» WHAT IS EXPECTED:
Print out each record below, unaltered and complete, without its images.

_ _ _ _

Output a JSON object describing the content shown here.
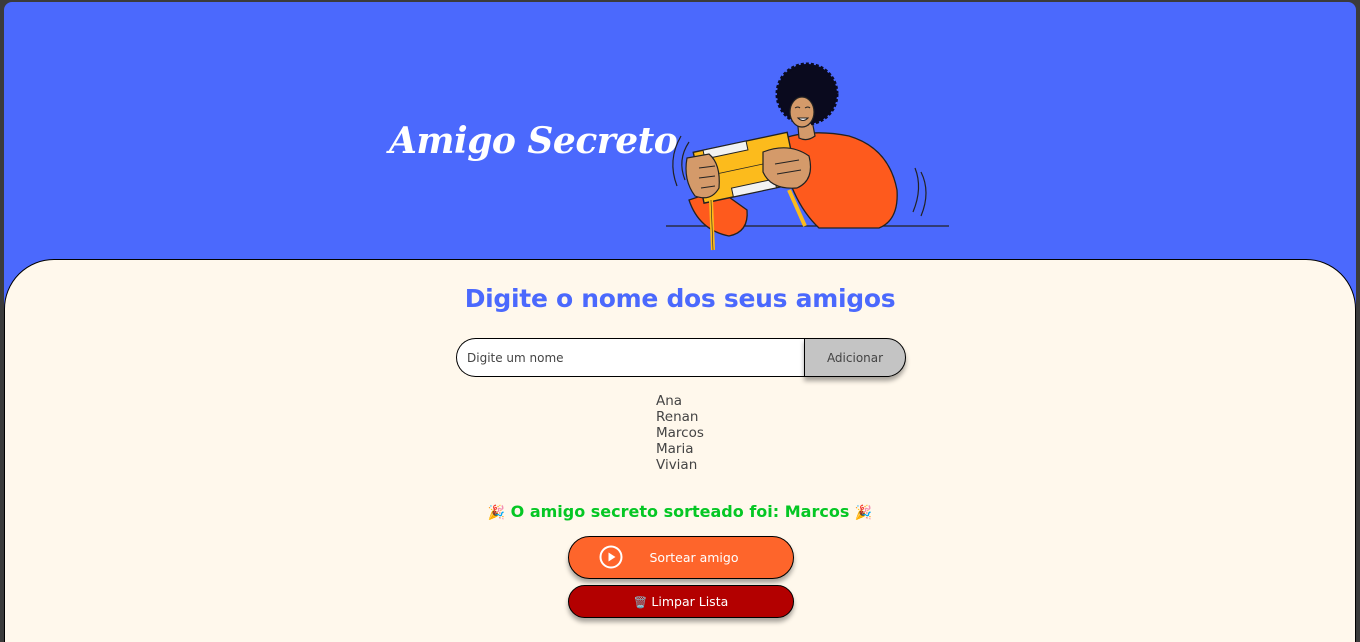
{
  "header": {
    "title": "Amigo Secreto"
  },
  "main": {
    "section_title": "Digite o nome dos seus amigos",
    "input_placeholder": "Digite um nome",
    "input_value": "",
    "add_button_label": "Adicionar",
    "friends": [
      "Ana",
      "Renan",
      "Marcos",
      "Maria",
      "Vivian"
    ],
    "result": {
      "prefix": "O amigo secreto sorteado foi:",
      "name": "Marcos",
      "emoji_left": "🎉",
      "emoji_right": "🎉"
    },
    "draw_button_label": "Sortear amigo",
    "clear_button_label": "Limpar Lista",
    "clear_button_icon": "🗑️"
  },
  "colors": {
    "header_bg": "#4b69fd",
    "panel_bg": "#fff8ec",
    "title_blue": "#4b69fd",
    "result_green": "#05c724",
    "draw_orange": "#fe652b",
    "clear_red": "#b30000",
    "add_gray": "#c4c4c4"
  },
  "icons": {
    "draw_button_icon": "play-circle-icon",
    "clear_button_icon": "trash-icon",
    "illustration": "person-holding-gift-illustration"
  }
}
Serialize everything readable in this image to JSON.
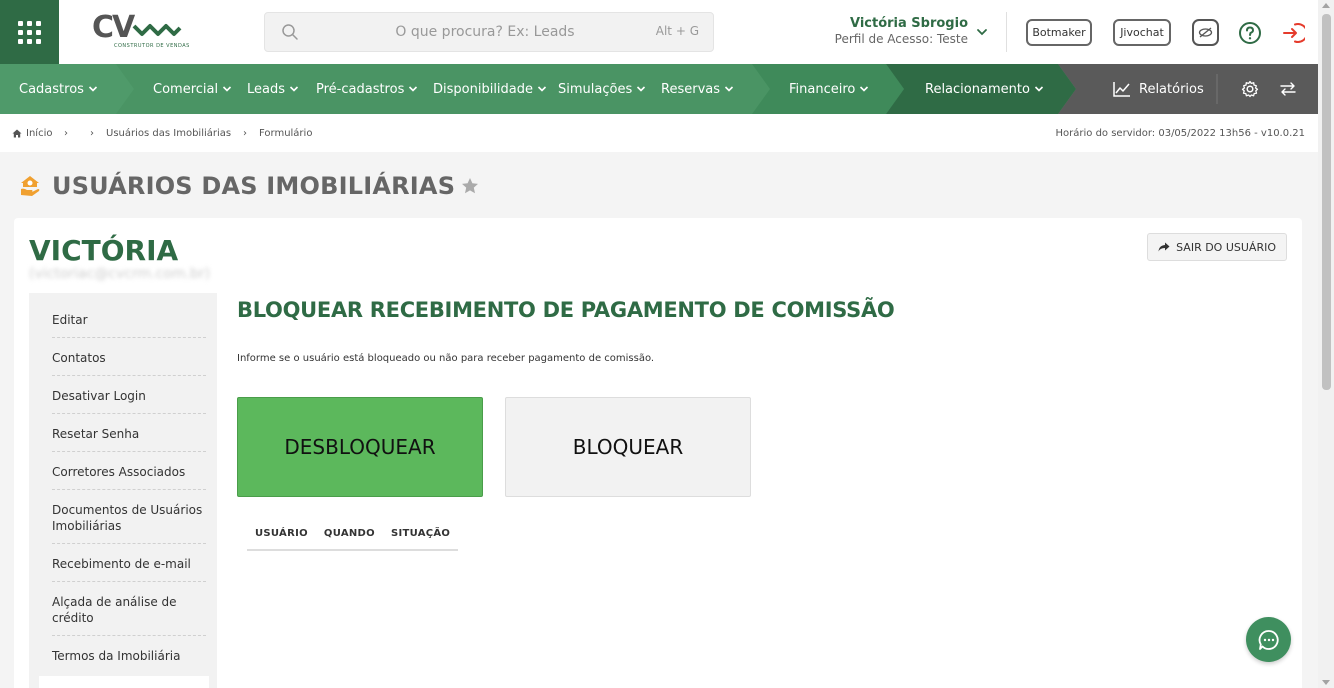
{
  "header": {
    "logo_text": "CV",
    "logo_subtitle": "CONSTRUTOR DE VENDAS",
    "search": {
      "placeholder": "O que procura? Ex: Leads",
      "shortcut": "Alt + G"
    },
    "user": {
      "name": "Victória Sbrogio",
      "profile": "Perfil de Acesso: Teste"
    },
    "buttons": {
      "botmaker": "Botmaker",
      "jivochat": "Jivochat"
    },
    "icons": [
      "apps-grid-icon",
      "search-icon",
      "chevron-down-icon",
      "eye-slash-icon",
      "help-icon",
      "logout-icon"
    ]
  },
  "nav": {
    "items": [
      {
        "label": "Cadastros"
      },
      {
        "label": "Comercial"
      },
      {
        "label": "Leads"
      },
      {
        "label": "Pré-cadastros"
      },
      {
        "label": "Disponibilidade"
      },
      {
        "label": "Simulações"
      },
      {
        "label": "Reservas"
      },
      {
        "label": "Financeiro"
      },
      {
        "label": "Relacionamento"
      },
      {
        "label": "Relatórios"
      }
    ],
    "colors": {
      "light": "#4f9a6a",
      "mid": "#3f8a5a",
      "dark": "#2f6b45",
      "gray": "#5a5a5a"
    }
  },
  "breadcrumb": {
    "home": "Início",
    "items": [
      "Usuários das Imobiliárias",
      "Formulário"
    ],
    "server_time": "Horário do servidor: 03/05/2022 13h56 - v10.0.21"
  },
  "page": {
    "title": "USUÁRIOS DAS IMOBILIÁRIAS"
  },
  "user_card": {
    "name": "VICTÓRIA",
    "email": "(victoriac@cvcrm.com.br)",
    "exit_label": "SAIR DO USUÁRIO"
  },
  "side_menu": {
    "items": [
      {
        "label": "Editar"
      },
      {
        "label": "Contatos"
      },
      {
        "label": "Desativar Login"
      },
      {
        "label": "Resetar Senha"
      },
      {
        "label": "Corretores Associados"
      },
      {
        "label": "Documentos de Usuários Imobiliárias"
      },
      {
        "label": "Recebimento de e-mail"
      },
      {
        "label": "Alçada de análise de crédito"
      },
      {
        "label": "Termos da Imobiliária"
      }
    ]
  },
  "section": {
    "title": "BLOQUEAR RECEBIMENTO DE PAGAMENTO DE COMISSÃO",
    "description": "Informe se o usuário está bloqueado ou não para receber pagamento de comissão.",
    "unblock_label": "DESBLOQUEAR",
    "block_label": "BLOQUEAR",
    "table_headers": [
      "USUÁRIO",
      "QUANDO",
      "SITUAÇÃO"
    ]
  },
  "colors": {
    "brand_green": "#2f6b45",
    "unblock_green": "#5cb85c"
  }
}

_ _ _ _

» THE SOLUTION:
Output a JSON object describing the content shown here.
{
  "header": {
    "title": "Amigo Secreto"
  },
  "main": {
    "section_title": "Digite o nome dos seus amigos",
    "input_placeholder": "Digite um nome",
    "input_value": "",
    "add_button_label": "Adicionar",
    "friends": [
      "Ana",
      "Renan",
      "Marcos",
      "Maria",
      "Vivian"
    ],
    "result": {
      "prefix": "O amigo secreto sorteado foi:",
      "name": "Marcos",
      "emoji_left": "🎉",
      "emoji_right": "🎉"
    },
    "draw_button_label": "Sortear amigo",
    "clear_button_label": "Limpar Lista",
    "clear_button_icon": "🗑️"
  },
  "colors": {
    "header_bg": "#4b69fd",
    "panel_bg": "#fff8ec",
    "title_blue": "#4b69fd",
    "result_green": "#05c724",
    "draw_orange": "#fe652b",
    "clear_red": "#b30000",
    "add_gray": "#c4c4c4"
  },
  "icons": {
    "draw_button_icon": "play-circle-icon",
    "clear_button_icon": "trash-icon",
    "illustration": "person-holding-gift-illustration"
  }
}
Serialize everything readable in this image to JSON.
{
  "header": {
    "logo_text": "CV",
    "logo_subtitle": "CONSTRUTOR DE VENDAS",
    "search": {
      "placeholder": "O que procura? Ex: Leads",
      "shortcut": "Alt + G"
    },
    "user": {
      "name": "Victória Sbrogio",
      "profile": "Perfil de Acesso: Teste"
    },
    "buttons": {
      "botmaker": "Botmaker",
      "jivochat": "Jivochat"
    },
    "icons": [
      "apps-grid-icon",
      "search-icon",
      "chevron-down-icon",
      "eye-slash-icon",
      "help-icon",
      "logout-icon"
    ]
  },
  "nav": {
    "items": [
      {
        "label": "Cadastros"
      },
      {
        "label": "Comercial"
      },
      {
        "label": "Leads"
      },
      {
        "label": "Pré-cadastros"
      },
      {
        "label": "Disponibilidade"
      },
      {
        "label": "Simulações"
      },
      {
        "label": "Reservas"
      },
      {
        "label": "Financeiro"
      },
      {
        "label": "Relacionamento"
      },
      {
        "label": "Relatórios"
      }
    ],
    "colors": {
      "light": "#4f9a6a",
      "mid": "#3f8a5a",
      "dark": "#2f6b45",
      "gray": "#5a5a5a"
    }
  },
  "breadcrumb": {
    "home": "Início",
    "items": [
      "Usuários das Imobiliárias",
      "Formulário"
    ],
    "server_time": "Horário do servidor: 03/05/2022 13h56 - v10.0.21"
  },
  "page": {
    "title": "USUÁRIOS DAS IMOBILIÁRIAS"
  },
  "user_card": {
    "name": "VICTÓRIA",
    "email": "(victoriac@cvcrm.com.br)",
    "exit_label": "SAIR DO USUÁRIO"
  },
  "side_menu": {
    "items": [
      {
        "label": "Editar"
      },
      {
        "label": "Contatos"
      },
      {
        "label": "Desativar Login"
      },
      {
        "label": "Resetar Senha"
      },
      {
        "label": "Corretores Associados"
      },
      {
        "label": "Documentos de Usuários Imobiliárias"
      },
      {
        "label": "Recebimento de e-mail"
      },
      {
        "label": "Alçada de análise de crédito"
      },
      {
        "label": "Termos da Imobiliária"
      }
    ]
  },
  "section": {
    "title": "BLOQUEAR RECEBIMENTO DE PAGAMENTO DE COMISSÃO",
    "description": "Informe se o usuário está bloqueado ou não para receber pagamento de comissão.",
    "unblock_label": "DESBLOQUEAR",
    "block_label": "BLOQUEAR",
    "table_headers": [
      "USUÁRIO",
      "QUANDO",
      "SITUAÇÃO"
    ]
  },
  "colors": {
    "brand_green": "#2f6b45",
    "unblock_green": "#5cb85c"
  }
}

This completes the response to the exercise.